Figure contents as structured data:
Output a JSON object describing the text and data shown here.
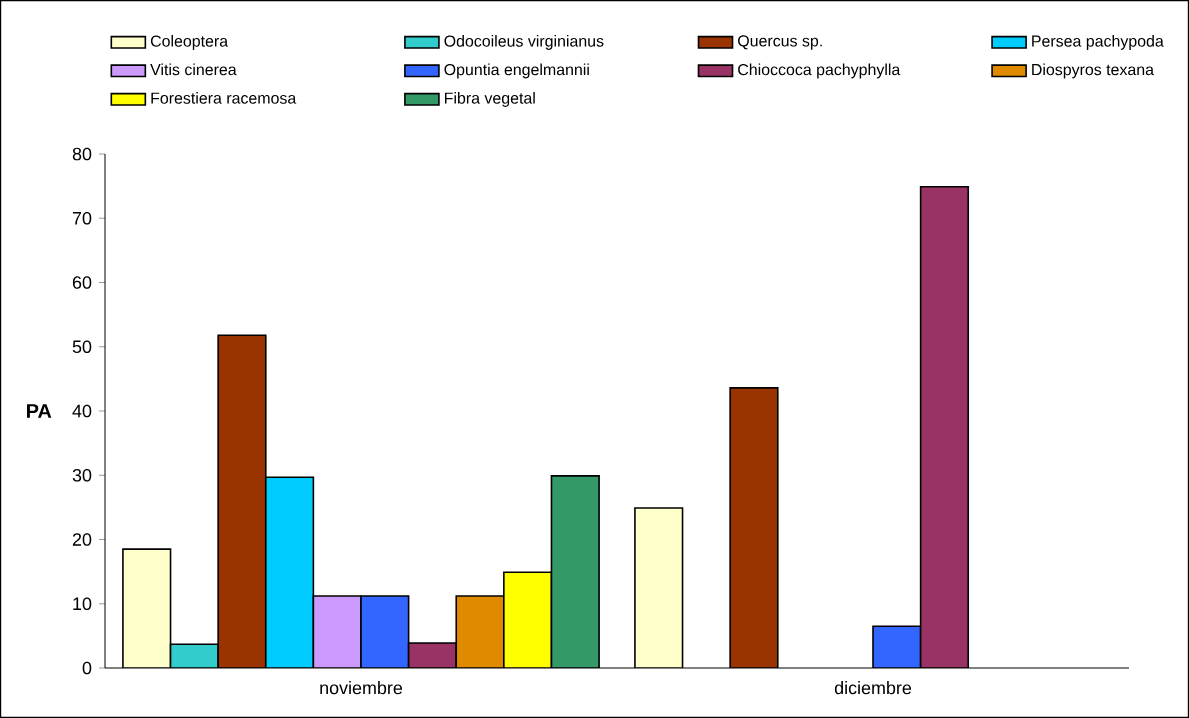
{
  "chart_data": {
    "type": "bar",
    "ylabel": "PA",
    "categories": [
      "noviembre",
      "diciembre"
    ],
    "series": [
      {
        "name": "Coleoptera",
        "color": "#ffffcc",
        "values": [
          18.5,
          24.9
        ]
      },
      {
        "name": "Odocoileus virginianus",
        "color": "#33cccc",
        "values": [
          3.7,
          null
        ]
      },
      {
        "name": "Quercus sp.",
        "color": "#993300",
        "values": [
          51.8,
          43.6
        ]
      },
      {
        "name": "Persea pachypoda",
        "color": "#00ccff",
        "values": [
          29.7,
          null
        ]
      },
      {
        "name": "Vitis cinerea",
        "color": "#cc99ff",
        "values": [
          11.2,
          null
        ]
      },
      {
        "name": "Opuntia engelmannii",
        "color": "#3366ff",
        "values": [
          11.2,
          6.5
        ]
      },
      {
        "name": "Chioccoca pachyphylla",
        "color": "#993366",
        "values": [
          3.9,
          74.9
        ]
      },
      {
        "name": "Diospyros texana",
        "color": "#e08a00",
        "values": [
          11.2,
          null
        ]
      },
      {
        "name": "Forestiera racemosa",
        "color": "#ffff00",
        "values": [
          14.9,
          null
        ]
      },
      {
        "name": "Fibra vegetal",
        "color": "#339966",
        "values": [
          29.9,
          null
        ]
      }
    ],
    "ylim": [
      0,
      80
    ],
    "yticks": [
      0,
      10,
      20,
      30,
      40,
      50,
      60,
      70,
      80
    ],
    "grid": false,
    "legend": "top"
  }
}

* [Do this] Where a line of the material above holds the string "color", copy that line.

* [Expected answer]
        "color": "#ffffcc",
        "color": "#33cccc",
        "color": "#993300",
        "color": "#00ccff",
        "color": "#cc99ff",
        "color": "#3366ff",
        "color": "#993366",
        "color": "#e08a00",
        "color": "#ffff00",
        "color": "#339966",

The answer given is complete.